-- Directions --
Pull out from the material below all lines with "query".
^^^^^^^^^^^^^^^^
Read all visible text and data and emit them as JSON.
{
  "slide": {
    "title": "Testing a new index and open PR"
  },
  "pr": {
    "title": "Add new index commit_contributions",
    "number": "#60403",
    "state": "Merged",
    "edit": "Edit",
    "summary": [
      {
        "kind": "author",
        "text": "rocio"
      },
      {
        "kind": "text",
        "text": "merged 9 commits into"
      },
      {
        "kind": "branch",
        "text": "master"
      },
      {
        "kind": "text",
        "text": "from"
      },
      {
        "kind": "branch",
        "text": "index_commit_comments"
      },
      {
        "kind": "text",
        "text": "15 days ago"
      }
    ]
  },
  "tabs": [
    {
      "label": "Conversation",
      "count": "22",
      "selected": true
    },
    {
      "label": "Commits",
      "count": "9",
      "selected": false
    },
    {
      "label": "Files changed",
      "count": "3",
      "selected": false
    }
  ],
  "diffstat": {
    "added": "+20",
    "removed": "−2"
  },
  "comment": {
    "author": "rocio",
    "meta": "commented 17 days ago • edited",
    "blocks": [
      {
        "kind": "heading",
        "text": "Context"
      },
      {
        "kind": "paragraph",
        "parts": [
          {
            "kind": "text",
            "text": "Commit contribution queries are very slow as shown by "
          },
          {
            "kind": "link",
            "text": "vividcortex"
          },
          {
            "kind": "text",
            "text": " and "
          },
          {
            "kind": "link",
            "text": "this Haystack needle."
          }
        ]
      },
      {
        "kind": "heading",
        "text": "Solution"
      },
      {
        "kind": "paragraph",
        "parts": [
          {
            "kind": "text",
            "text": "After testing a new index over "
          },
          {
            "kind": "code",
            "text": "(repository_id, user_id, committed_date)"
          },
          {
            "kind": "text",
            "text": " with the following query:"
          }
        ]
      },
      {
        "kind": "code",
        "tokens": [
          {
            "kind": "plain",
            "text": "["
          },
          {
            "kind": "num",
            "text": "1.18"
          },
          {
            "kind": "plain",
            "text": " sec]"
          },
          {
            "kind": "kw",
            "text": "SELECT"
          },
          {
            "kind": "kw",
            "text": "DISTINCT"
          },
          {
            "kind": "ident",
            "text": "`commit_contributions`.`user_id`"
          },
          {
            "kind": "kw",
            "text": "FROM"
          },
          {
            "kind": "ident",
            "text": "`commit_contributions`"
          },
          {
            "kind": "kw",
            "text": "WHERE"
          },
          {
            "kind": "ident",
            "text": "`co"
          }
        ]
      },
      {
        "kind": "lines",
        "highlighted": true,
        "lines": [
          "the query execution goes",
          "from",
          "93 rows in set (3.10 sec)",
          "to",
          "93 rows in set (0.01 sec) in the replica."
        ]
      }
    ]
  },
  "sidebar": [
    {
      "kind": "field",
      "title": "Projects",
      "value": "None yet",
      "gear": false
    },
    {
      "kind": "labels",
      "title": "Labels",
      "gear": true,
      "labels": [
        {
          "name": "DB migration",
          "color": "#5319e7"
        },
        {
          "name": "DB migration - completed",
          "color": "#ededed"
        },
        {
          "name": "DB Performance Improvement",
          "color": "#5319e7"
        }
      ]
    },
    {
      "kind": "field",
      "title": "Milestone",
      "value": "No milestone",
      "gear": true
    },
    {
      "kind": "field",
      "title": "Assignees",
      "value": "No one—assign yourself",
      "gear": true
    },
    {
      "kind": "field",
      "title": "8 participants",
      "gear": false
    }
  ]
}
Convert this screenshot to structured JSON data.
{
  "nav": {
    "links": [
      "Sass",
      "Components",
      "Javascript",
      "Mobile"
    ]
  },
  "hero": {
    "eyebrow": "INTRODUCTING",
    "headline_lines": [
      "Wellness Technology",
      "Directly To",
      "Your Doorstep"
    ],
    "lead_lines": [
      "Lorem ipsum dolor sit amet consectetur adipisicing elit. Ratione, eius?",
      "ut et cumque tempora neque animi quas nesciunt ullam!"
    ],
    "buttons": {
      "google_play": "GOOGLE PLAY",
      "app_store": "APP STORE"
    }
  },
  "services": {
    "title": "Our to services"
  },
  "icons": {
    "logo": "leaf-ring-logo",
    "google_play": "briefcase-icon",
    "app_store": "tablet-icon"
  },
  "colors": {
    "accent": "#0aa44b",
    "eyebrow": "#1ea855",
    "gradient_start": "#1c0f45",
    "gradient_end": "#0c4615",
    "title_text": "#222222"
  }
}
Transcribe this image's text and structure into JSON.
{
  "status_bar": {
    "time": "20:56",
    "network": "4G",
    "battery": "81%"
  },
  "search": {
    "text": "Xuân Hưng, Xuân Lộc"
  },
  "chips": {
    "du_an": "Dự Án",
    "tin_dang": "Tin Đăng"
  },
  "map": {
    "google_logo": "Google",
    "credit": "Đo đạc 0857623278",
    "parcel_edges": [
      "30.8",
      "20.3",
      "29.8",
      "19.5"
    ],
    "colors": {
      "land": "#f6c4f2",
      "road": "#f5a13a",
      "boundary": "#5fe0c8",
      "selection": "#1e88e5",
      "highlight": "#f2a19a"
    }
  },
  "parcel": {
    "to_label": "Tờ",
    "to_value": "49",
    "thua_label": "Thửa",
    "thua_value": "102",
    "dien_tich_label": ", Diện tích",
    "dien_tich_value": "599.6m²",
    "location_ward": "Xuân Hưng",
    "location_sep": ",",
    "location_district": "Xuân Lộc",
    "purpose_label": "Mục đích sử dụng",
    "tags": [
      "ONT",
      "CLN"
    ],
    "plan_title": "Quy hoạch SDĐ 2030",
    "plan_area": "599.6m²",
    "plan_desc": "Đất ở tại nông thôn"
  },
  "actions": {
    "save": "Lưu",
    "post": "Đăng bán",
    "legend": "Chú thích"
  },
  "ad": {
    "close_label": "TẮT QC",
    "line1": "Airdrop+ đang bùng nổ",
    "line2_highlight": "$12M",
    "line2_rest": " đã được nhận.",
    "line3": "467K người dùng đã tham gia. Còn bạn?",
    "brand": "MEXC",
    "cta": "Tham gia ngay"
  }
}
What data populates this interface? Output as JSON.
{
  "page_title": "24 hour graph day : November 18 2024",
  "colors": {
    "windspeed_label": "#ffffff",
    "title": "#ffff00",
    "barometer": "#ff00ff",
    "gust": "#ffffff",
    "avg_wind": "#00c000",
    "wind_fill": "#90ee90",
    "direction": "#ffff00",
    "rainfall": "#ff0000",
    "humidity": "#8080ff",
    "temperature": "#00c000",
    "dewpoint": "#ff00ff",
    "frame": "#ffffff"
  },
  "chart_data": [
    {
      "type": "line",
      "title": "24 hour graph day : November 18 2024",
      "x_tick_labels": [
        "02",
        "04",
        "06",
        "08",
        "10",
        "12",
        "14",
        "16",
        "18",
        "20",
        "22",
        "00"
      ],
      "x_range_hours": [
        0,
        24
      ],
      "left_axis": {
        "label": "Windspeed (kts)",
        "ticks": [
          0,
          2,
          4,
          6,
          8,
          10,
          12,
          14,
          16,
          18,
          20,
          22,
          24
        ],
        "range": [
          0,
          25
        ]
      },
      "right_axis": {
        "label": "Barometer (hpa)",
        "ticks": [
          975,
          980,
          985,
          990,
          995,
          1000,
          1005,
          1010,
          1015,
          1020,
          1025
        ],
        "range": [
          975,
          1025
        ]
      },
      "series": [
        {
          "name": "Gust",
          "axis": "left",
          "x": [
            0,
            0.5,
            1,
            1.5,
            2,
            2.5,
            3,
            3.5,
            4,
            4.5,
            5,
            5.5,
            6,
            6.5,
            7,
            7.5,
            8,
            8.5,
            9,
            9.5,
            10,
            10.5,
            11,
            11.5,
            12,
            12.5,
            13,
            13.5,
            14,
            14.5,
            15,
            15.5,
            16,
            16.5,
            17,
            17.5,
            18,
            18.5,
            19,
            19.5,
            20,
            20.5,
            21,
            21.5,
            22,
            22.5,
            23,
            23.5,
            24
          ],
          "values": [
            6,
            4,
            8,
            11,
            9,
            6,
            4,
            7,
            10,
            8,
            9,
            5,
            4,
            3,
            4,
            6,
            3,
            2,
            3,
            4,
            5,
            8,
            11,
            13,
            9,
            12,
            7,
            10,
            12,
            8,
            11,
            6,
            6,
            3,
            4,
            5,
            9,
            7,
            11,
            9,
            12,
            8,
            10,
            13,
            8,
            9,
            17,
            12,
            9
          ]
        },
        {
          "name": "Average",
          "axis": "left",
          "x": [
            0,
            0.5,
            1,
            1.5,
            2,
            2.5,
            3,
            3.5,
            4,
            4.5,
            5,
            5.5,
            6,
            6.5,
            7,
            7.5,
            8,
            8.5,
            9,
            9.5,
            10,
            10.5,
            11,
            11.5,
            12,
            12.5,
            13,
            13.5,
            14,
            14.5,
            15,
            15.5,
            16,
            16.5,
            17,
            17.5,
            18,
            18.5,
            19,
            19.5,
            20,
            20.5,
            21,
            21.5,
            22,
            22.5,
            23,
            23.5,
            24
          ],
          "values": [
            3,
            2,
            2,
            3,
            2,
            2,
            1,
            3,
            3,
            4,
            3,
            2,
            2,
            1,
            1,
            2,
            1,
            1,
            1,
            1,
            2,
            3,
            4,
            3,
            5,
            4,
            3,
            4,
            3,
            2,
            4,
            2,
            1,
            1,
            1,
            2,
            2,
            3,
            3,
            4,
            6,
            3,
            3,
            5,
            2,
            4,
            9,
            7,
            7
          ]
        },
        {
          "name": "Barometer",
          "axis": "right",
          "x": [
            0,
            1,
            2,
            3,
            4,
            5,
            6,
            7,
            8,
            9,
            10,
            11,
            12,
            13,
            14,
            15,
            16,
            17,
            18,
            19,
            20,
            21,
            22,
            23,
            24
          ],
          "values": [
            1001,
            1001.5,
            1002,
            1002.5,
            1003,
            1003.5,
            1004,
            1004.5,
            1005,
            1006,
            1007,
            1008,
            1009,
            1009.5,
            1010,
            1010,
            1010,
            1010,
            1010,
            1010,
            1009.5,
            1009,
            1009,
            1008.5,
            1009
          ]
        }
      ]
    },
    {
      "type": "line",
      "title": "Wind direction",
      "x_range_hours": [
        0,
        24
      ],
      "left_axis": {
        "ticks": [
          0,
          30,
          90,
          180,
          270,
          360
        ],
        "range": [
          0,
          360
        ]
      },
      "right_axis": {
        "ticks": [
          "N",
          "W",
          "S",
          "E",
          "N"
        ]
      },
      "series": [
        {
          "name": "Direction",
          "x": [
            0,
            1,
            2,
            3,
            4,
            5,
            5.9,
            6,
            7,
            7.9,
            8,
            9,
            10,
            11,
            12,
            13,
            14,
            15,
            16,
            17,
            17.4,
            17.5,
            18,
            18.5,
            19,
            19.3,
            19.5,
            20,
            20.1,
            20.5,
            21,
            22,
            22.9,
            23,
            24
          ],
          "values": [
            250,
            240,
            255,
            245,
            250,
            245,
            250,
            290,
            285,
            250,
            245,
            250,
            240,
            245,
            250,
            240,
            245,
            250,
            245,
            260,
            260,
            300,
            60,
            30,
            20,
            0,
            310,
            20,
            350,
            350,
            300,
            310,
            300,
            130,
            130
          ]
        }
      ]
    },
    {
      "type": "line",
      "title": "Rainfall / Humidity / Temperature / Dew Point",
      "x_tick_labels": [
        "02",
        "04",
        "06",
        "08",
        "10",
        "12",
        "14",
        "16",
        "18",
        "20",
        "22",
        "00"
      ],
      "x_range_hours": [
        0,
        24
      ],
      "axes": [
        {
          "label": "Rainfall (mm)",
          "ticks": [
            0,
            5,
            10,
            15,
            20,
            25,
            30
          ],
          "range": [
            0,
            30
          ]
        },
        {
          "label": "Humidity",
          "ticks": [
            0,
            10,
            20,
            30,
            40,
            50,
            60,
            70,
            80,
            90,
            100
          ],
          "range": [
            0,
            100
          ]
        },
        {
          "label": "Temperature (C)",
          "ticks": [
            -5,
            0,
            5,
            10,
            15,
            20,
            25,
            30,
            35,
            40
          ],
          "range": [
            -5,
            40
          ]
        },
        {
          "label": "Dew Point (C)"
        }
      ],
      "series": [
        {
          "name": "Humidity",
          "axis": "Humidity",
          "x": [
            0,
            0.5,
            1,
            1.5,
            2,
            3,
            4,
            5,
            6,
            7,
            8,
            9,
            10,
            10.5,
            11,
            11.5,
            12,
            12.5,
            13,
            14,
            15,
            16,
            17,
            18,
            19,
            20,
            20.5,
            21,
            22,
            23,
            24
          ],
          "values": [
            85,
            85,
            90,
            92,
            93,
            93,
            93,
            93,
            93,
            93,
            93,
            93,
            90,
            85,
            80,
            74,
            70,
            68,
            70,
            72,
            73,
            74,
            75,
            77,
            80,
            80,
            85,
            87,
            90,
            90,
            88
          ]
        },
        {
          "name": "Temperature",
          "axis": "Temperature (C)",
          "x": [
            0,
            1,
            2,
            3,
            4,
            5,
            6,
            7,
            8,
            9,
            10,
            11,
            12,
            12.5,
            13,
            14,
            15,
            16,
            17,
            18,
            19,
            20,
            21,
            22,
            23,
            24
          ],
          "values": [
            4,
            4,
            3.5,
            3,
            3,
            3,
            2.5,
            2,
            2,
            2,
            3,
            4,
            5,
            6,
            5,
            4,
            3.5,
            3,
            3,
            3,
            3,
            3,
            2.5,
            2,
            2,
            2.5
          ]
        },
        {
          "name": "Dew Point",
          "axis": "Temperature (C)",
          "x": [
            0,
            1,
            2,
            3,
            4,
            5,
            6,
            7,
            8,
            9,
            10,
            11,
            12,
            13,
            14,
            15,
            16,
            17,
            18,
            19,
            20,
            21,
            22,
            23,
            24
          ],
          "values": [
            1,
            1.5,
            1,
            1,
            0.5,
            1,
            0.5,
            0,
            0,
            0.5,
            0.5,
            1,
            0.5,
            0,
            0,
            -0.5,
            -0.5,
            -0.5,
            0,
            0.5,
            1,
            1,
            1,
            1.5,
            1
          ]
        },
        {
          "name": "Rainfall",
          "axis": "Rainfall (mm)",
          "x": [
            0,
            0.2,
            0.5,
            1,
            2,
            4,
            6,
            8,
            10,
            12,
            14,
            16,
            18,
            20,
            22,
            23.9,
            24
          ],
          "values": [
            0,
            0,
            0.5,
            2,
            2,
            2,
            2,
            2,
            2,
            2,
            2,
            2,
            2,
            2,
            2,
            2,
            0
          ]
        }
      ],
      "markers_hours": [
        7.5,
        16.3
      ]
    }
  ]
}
^^^^^^^^^^^^^^^^
-- Written answer --
            "text": " with the following query:"
          "the query execution goes",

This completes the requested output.